** START OF Excerpted data **
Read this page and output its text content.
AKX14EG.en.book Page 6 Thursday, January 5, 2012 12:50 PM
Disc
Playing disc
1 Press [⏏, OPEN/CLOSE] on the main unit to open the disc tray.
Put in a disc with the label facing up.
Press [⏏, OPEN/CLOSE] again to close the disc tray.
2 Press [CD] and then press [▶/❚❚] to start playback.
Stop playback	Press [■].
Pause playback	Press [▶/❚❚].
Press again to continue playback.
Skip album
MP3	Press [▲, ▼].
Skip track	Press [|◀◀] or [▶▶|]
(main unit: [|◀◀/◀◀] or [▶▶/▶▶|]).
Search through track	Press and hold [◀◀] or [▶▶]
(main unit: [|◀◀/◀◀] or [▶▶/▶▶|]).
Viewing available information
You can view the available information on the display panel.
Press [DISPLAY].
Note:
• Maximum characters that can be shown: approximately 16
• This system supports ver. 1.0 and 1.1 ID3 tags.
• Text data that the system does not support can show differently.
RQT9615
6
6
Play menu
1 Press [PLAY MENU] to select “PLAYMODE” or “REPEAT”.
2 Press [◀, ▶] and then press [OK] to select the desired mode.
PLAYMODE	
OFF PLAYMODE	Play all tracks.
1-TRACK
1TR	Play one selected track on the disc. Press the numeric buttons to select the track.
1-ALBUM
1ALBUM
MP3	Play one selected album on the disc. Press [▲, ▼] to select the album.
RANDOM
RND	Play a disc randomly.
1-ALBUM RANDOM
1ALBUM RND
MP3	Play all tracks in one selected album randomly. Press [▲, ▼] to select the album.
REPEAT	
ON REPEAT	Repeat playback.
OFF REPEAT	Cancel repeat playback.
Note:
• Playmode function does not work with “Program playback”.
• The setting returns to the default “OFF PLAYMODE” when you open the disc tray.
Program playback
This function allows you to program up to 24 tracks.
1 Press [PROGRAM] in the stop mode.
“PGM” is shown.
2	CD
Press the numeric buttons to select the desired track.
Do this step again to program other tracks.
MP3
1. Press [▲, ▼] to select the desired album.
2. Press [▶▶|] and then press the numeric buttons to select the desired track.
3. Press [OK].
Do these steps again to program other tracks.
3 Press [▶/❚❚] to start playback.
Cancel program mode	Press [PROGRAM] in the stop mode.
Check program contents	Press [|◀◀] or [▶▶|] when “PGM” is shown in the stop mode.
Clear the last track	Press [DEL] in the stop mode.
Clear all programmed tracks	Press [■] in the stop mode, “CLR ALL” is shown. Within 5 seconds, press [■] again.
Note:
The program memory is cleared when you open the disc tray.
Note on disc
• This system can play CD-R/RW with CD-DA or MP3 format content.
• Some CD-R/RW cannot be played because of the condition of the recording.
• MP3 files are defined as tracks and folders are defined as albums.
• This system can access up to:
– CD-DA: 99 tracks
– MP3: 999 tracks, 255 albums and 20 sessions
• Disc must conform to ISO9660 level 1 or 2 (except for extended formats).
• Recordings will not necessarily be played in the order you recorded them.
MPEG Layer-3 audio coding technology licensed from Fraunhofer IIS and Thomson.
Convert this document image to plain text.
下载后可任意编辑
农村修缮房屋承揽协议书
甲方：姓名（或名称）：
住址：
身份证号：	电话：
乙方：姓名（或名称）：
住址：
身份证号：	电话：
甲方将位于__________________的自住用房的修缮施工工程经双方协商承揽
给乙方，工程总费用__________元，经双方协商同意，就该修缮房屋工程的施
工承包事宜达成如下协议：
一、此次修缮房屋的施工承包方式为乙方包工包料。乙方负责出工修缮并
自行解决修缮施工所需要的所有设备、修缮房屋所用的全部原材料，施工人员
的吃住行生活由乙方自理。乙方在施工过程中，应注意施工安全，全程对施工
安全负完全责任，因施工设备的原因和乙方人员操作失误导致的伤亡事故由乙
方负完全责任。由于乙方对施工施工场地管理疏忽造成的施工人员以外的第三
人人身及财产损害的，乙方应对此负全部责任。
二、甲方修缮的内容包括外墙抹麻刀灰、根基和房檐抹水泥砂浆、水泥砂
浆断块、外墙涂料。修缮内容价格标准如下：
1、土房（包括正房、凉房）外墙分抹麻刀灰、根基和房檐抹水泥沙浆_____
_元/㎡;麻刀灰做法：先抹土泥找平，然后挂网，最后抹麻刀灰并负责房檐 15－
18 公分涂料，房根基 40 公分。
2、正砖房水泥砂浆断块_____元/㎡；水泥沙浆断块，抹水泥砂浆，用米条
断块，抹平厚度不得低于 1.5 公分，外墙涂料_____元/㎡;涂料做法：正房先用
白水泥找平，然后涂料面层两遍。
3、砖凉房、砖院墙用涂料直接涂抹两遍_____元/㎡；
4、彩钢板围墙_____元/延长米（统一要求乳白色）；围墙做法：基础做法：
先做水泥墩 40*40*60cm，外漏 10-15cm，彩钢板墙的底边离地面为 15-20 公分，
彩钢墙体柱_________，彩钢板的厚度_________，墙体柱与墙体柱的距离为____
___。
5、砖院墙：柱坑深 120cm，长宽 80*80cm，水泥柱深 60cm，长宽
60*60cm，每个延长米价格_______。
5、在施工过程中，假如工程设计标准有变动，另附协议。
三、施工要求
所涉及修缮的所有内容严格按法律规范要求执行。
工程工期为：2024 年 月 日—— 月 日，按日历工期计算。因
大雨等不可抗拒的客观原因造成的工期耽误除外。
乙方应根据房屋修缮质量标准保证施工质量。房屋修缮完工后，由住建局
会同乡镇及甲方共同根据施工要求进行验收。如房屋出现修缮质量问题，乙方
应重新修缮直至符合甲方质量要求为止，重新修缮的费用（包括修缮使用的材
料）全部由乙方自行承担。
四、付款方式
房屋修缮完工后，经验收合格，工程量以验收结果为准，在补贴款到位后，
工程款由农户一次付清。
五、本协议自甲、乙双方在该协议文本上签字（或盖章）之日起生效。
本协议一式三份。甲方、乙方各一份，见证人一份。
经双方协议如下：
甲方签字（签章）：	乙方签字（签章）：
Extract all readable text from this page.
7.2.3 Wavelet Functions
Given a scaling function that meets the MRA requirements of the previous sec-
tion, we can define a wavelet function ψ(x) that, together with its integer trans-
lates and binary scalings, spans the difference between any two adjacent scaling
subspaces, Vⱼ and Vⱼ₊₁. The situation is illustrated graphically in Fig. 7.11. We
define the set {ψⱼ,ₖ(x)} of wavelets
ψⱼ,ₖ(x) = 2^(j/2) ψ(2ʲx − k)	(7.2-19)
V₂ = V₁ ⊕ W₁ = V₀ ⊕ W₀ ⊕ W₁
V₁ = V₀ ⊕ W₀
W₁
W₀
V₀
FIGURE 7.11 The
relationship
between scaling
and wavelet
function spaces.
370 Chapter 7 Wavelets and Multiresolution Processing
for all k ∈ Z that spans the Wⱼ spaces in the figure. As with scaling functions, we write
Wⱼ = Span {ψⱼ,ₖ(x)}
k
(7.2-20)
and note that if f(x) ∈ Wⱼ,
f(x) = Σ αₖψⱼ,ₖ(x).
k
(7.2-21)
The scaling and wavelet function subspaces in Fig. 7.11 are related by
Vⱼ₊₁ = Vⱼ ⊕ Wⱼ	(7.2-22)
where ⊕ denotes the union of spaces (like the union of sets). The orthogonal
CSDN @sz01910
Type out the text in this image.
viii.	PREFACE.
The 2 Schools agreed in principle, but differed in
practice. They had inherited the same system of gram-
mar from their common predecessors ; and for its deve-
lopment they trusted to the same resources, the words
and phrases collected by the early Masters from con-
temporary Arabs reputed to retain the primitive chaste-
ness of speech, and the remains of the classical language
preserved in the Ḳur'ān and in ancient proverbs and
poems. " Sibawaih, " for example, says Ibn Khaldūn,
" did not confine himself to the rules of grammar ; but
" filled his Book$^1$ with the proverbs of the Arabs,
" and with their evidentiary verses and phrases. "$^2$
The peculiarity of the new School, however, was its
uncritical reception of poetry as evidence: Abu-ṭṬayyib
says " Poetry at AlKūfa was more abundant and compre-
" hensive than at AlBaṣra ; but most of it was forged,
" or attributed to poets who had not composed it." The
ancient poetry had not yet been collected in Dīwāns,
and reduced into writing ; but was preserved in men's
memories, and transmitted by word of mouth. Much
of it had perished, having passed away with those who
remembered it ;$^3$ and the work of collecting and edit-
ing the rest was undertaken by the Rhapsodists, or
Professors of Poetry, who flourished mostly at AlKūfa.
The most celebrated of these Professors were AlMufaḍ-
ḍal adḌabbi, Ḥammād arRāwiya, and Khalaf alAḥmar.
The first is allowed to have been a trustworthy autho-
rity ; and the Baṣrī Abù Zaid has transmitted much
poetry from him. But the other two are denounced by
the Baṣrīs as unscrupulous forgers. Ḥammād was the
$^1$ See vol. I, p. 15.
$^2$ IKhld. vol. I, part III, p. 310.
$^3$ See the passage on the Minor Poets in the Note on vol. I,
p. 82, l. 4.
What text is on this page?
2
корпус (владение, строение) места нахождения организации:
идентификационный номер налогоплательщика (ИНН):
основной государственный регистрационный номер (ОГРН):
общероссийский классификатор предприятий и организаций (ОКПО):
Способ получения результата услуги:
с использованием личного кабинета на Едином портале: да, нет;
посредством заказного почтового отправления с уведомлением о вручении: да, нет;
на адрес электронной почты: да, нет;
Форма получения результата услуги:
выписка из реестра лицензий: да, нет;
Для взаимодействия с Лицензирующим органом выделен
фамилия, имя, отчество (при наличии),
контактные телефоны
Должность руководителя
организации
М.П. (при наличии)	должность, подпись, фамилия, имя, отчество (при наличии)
** END OF Excerpted data **
Where a line of the records above holds the word "then", copy that line.

2 Press [CD] and then press [▶/❚❚] to start playback.
2 Press [◀, ▶] and then press [OK] to select the desired mode.
2. Press [▶▶|] and then press the numeric buttons to select the desired track.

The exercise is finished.